**AIM OF THE TASK**
Read the records and gather each line that includes "Average".

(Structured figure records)
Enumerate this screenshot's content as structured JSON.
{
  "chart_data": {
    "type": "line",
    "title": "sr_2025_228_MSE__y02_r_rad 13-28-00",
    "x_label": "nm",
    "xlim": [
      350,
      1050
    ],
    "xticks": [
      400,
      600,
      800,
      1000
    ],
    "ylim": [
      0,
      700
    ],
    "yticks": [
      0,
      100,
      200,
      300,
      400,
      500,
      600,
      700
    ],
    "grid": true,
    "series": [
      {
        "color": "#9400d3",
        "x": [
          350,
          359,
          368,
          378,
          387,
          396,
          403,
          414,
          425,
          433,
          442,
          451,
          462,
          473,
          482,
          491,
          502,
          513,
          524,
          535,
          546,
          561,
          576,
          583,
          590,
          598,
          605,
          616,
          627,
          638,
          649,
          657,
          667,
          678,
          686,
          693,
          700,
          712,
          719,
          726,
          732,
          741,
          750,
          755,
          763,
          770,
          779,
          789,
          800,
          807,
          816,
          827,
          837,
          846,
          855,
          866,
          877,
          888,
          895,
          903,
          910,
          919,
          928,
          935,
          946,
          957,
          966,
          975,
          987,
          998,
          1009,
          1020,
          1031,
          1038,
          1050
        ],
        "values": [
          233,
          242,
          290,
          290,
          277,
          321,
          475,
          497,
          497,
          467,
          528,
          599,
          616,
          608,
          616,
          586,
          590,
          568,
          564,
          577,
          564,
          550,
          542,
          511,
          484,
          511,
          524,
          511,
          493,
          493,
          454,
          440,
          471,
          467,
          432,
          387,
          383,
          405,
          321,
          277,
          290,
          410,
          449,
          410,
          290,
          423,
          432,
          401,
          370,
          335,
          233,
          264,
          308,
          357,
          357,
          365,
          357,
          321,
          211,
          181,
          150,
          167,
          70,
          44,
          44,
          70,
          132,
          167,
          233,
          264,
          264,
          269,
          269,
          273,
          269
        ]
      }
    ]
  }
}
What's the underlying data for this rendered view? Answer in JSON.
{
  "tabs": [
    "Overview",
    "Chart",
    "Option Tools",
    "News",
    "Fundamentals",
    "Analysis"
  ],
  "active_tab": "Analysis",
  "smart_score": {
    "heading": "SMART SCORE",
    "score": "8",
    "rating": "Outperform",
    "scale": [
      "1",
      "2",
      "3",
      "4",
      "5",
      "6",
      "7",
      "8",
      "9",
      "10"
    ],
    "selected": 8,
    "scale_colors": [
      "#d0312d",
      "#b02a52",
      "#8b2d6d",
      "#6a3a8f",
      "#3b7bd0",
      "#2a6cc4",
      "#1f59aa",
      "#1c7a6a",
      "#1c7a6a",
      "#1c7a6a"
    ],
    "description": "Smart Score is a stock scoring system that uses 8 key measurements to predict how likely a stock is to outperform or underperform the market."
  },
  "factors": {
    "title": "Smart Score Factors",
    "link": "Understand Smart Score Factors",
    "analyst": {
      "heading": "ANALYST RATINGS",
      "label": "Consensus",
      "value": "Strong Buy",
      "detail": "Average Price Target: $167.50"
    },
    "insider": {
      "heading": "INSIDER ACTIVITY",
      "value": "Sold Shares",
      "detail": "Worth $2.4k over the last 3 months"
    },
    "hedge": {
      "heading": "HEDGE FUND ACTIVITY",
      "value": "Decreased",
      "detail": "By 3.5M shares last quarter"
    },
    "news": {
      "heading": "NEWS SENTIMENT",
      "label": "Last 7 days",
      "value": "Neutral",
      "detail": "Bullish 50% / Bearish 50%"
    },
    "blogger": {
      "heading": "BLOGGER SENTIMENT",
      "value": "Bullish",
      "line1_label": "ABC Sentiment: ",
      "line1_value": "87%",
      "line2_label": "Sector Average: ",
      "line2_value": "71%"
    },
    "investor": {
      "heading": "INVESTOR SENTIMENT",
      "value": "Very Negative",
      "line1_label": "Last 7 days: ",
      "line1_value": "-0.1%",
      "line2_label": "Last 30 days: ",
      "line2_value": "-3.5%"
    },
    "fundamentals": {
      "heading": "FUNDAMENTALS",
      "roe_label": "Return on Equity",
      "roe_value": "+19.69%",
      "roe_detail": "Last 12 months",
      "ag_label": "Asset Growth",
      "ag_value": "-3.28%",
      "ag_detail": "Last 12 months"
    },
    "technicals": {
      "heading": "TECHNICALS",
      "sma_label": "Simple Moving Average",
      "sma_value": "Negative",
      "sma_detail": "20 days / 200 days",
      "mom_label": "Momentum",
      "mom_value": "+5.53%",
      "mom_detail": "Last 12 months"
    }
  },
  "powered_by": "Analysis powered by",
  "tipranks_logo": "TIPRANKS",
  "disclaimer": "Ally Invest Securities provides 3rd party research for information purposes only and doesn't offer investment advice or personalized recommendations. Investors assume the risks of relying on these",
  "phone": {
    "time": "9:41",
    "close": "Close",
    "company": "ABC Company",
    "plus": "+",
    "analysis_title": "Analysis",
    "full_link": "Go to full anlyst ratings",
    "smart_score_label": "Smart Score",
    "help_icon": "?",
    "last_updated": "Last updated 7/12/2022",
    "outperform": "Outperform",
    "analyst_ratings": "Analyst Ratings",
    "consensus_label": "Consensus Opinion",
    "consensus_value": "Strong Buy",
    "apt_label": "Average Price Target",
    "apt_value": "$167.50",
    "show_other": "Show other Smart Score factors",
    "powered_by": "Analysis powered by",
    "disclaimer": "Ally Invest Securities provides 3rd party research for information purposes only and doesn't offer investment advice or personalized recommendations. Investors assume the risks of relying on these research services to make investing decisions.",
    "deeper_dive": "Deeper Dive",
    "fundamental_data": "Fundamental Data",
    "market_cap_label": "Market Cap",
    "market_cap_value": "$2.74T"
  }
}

**TASK ANSWER**
      "detail": "Average Price Target: $167.50"
      "line2_label": "Sector Average: ",
      "sma_label": "Simple Moving Average",
    "apt_label": "Average Price Target",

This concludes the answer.